Excerpt from a dataset
— START —

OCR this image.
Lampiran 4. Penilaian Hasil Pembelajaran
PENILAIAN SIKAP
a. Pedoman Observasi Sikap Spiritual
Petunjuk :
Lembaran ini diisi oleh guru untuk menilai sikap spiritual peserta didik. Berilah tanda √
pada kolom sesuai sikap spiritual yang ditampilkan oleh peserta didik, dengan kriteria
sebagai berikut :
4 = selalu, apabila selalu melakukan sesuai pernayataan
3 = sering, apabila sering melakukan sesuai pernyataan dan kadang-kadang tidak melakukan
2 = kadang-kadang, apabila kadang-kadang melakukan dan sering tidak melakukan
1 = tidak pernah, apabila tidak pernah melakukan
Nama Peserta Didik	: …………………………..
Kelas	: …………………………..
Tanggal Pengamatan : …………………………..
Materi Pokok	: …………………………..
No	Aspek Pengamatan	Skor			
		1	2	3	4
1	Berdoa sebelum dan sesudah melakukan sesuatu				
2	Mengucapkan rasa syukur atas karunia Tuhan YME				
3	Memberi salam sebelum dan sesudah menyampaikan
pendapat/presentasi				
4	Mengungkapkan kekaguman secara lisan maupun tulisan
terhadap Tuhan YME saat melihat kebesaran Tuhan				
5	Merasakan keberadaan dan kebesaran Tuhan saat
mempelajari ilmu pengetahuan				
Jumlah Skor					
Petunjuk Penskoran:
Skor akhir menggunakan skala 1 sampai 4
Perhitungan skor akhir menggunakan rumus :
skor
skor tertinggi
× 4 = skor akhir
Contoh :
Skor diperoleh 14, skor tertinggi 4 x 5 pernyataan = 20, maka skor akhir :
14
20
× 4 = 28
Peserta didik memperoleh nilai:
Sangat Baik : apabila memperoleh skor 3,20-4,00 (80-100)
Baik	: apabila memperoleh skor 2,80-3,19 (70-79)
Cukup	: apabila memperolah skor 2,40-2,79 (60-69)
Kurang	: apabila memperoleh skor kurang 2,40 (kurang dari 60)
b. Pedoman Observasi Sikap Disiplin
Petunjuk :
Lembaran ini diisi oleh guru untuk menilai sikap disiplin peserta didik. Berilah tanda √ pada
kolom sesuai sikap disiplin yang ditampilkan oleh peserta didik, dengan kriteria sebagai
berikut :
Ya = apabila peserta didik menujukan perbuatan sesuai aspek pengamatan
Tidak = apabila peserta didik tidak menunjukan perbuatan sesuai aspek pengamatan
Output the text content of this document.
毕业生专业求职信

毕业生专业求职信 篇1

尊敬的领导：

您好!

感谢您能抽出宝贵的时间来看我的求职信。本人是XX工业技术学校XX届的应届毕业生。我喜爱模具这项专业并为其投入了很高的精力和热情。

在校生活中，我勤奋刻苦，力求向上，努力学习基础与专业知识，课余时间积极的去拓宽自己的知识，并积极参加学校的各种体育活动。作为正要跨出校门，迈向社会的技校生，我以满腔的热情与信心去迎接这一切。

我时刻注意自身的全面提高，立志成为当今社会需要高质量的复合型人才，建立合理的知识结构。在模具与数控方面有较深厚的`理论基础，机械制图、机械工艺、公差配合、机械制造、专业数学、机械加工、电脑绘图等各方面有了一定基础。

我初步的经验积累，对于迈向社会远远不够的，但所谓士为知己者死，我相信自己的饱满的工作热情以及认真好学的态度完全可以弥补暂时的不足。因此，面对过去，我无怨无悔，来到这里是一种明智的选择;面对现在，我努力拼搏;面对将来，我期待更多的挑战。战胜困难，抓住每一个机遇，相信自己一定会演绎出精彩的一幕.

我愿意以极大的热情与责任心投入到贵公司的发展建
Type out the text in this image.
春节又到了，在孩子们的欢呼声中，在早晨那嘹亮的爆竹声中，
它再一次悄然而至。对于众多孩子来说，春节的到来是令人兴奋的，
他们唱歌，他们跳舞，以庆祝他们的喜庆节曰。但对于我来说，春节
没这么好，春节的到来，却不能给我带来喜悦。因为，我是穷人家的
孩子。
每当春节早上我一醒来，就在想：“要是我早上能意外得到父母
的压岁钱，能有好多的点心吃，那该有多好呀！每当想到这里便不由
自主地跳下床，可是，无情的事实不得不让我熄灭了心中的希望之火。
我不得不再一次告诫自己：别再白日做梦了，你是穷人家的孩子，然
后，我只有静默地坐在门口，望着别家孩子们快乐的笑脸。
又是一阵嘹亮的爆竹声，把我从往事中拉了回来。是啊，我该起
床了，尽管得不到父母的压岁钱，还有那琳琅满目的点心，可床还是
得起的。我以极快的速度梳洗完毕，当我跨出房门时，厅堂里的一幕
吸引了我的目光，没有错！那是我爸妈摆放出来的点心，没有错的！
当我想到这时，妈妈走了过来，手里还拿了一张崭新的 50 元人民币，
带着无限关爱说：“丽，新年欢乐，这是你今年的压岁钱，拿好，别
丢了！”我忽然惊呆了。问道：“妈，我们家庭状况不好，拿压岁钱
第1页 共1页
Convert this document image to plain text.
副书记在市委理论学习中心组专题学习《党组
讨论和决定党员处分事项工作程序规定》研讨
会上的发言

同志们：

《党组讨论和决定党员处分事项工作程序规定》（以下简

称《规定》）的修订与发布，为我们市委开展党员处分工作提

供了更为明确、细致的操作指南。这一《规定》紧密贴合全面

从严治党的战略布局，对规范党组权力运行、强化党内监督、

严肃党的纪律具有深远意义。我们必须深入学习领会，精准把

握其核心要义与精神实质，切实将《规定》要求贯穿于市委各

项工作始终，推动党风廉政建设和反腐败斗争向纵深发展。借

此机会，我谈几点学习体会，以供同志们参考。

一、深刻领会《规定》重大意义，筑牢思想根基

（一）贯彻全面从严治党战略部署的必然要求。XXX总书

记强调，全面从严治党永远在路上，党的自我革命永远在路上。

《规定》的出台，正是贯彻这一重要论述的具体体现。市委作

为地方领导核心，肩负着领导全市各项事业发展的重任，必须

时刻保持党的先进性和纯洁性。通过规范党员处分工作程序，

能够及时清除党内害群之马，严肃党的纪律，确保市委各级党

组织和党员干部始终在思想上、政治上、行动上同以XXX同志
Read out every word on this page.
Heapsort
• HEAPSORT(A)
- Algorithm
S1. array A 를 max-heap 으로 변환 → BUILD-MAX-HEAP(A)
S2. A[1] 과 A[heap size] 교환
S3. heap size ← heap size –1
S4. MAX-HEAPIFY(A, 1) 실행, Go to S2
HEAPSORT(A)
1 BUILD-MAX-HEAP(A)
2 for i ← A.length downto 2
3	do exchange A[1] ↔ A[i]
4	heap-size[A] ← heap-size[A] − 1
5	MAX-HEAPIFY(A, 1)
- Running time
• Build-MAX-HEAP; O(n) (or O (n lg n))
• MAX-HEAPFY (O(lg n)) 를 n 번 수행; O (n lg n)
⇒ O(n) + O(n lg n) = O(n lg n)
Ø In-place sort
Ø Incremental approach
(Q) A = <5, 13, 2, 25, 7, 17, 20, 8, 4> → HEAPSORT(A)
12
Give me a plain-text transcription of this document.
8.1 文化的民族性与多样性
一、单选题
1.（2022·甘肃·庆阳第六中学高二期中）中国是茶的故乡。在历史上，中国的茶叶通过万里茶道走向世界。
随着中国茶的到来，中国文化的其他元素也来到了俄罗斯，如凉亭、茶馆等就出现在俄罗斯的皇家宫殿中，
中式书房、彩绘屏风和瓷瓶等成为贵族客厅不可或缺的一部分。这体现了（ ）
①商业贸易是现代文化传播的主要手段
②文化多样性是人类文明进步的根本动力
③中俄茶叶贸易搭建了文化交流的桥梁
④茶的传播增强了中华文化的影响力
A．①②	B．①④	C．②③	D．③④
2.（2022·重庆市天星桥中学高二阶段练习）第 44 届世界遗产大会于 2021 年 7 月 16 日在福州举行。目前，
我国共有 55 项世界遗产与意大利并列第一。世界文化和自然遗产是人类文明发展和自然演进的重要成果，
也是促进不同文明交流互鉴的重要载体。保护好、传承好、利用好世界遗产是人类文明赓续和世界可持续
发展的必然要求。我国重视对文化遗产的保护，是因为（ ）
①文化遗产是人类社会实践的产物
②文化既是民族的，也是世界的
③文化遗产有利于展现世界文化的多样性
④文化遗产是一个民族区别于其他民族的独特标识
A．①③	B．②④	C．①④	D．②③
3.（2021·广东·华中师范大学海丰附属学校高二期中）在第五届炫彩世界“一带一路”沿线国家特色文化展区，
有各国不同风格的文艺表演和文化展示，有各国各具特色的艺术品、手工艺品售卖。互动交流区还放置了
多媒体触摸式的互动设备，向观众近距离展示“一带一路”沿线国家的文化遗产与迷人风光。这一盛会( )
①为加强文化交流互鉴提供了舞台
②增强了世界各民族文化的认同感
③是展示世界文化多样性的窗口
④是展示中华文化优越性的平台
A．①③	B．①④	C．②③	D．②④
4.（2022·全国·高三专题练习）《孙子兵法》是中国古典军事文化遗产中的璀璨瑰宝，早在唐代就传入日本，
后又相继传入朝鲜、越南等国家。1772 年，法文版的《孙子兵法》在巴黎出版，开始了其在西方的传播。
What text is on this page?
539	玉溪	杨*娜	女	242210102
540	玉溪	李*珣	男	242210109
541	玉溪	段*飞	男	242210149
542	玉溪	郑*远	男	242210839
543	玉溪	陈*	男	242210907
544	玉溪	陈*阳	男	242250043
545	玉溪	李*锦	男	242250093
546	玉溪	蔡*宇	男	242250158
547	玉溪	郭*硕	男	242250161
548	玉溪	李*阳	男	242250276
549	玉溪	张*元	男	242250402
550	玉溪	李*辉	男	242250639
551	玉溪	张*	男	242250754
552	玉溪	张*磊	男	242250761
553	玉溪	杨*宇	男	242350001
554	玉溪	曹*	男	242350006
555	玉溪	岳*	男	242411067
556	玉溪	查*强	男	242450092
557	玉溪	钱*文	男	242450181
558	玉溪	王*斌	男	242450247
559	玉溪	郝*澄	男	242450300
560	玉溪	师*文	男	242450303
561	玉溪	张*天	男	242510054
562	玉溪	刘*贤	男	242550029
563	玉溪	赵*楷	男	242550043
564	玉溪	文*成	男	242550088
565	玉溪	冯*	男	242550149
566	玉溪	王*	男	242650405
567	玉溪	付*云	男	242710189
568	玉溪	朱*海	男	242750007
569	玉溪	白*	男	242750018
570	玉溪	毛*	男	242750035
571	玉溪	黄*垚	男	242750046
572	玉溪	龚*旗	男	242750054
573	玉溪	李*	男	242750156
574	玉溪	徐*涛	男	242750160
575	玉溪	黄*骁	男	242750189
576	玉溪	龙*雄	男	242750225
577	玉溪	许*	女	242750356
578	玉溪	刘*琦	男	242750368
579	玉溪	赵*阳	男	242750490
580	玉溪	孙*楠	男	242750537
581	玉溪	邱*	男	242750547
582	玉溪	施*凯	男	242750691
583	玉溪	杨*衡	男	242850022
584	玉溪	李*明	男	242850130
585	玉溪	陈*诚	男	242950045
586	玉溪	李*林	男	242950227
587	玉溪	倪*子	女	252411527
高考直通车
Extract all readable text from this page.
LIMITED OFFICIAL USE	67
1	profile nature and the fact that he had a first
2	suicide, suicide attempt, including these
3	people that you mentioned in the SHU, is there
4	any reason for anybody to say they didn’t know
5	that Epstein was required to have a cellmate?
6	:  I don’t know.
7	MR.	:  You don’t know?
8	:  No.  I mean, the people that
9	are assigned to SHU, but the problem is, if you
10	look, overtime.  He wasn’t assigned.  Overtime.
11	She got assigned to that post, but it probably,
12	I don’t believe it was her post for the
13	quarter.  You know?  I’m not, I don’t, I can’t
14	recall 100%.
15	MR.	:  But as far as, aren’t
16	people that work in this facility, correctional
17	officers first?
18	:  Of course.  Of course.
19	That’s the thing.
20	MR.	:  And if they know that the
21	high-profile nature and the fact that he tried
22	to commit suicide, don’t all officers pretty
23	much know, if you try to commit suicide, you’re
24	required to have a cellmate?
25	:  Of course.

— END —

* **To be done**
Gather each line of the listing containing the word "they" and show it.

* **The solution**
4	any reason for anybody to say they didn’t know
20	MR.	:  And if they know that the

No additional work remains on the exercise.